Un 21 de marzo de 1987, el panorama del rock mundial cambió de frecuencia. Whitesnake, liderados por el incombustible David Coverdale, lanzaba «Still of the Night», el sencillo de avanzada de su álbum homónimo (conocido también como 1987).
No era solo una canción nueva; era una declaración de guerra comercial y sonora. Buscaba llevar a la banda británica a la cima de las listas mundiales.
La reinvención del Hard Rock
Si bien el álbum pasaría a la historia por baladas inmortales como «Is This Love», fue «Still of the Night» la que demostró que la banda no había perdido su mordida. Además, con una producción impecable a cargo de Mike Stone y Keith Olsen, el track presentó un sonido mucho más pesado, épico y cercano al Heavy Metal que sus trabajos anteriores.
La estructura de la canción, con sus cambios de ritmo dramáticos y ese interludio atmosférico que recuerda a lo mejor de Led Zeppelin, permitió que John Sykes brillara. Fue uno de los trabajos de guitarra más influyentes de la década. El riff principal es, sencillamente, una aplanadora de decibelios.

**Información proporcionada:**
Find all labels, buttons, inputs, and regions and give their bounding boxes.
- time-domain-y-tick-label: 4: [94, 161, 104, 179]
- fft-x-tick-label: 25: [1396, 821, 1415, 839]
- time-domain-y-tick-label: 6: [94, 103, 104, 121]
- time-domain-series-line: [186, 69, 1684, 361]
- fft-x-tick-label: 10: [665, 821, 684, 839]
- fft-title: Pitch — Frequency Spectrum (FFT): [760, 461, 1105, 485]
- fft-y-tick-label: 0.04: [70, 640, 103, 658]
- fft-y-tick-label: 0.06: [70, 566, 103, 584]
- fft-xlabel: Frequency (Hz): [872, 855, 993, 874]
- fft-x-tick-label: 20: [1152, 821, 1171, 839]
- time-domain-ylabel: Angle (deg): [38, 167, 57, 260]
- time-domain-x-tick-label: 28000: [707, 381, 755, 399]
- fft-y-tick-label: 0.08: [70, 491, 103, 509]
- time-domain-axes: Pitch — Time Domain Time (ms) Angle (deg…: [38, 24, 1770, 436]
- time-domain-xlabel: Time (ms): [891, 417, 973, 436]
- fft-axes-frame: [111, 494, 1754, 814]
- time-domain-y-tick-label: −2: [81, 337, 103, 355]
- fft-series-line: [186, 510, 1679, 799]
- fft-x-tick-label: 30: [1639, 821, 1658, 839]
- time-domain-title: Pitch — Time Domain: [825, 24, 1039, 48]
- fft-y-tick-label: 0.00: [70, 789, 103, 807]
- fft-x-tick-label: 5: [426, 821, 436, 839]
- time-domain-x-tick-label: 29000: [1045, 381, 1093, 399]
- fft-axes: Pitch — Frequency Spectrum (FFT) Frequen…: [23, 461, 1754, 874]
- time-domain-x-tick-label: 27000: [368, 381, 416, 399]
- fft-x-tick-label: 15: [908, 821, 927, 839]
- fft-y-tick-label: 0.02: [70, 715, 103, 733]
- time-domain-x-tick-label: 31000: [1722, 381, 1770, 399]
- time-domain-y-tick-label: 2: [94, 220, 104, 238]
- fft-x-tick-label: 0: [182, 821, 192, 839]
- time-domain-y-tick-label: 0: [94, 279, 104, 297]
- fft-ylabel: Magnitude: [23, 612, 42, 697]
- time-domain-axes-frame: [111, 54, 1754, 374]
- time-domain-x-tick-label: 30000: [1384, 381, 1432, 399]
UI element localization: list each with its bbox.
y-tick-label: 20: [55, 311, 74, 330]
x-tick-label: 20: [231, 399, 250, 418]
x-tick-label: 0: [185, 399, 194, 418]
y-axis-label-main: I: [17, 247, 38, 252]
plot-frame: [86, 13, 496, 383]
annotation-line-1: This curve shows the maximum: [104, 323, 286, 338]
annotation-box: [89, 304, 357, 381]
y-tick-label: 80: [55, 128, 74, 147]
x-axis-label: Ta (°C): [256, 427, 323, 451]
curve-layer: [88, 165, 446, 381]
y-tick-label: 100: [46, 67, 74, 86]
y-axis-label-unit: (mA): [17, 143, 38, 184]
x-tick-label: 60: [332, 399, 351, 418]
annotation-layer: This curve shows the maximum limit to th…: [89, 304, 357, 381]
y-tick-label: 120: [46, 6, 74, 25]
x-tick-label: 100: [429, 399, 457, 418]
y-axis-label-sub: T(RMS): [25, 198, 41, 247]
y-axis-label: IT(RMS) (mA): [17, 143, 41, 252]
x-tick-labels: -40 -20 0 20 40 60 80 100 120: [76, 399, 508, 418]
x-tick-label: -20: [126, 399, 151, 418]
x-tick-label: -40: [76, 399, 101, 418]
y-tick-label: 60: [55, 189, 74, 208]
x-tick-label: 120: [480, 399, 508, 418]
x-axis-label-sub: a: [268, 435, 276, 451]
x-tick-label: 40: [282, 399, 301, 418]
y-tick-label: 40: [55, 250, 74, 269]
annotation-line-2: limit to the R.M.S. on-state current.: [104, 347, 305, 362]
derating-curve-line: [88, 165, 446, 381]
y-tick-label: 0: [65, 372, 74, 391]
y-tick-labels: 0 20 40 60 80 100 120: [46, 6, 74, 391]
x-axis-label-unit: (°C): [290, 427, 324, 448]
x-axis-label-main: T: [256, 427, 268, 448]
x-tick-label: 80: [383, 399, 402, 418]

**Tarea:** Continúa el texto sobre el lanzamiento de «Still of the Night» de Whitesnake a partir de su última oración.

**Respuesta escrita:**
El factor Coverdale: Pura mística
David Coverdale entregó en este sencillo una de las mejores interpretaciones vocales de su carrera. Pasando de susurros bajos y sensuales a gritos potentes y controlados, el frontman se consolidó como el símbolo sexual y la voz definitiva del Hard Rock ochentero.
El videoclip, que se convirtió en una rotación constante en MTV, presentaba la icónica imagen de Tawny Kitaen sobre los Jaguars blancos. Así terminó de sellar la estética del «Hair Metal» que dominaría el resto de la década.
Legado y 39 años de vigencia
A casi cuatro décadas de su estreno, «Still of the Night» sigue siendo el momento más esperado en cualquier setlist de Whitesnake. Es la canción que demostró que se podía ser masivo sin sacrificar la potencia. Además, el rock británico podía dominar las listas estadounidenses con elegancia y fuerza bruta.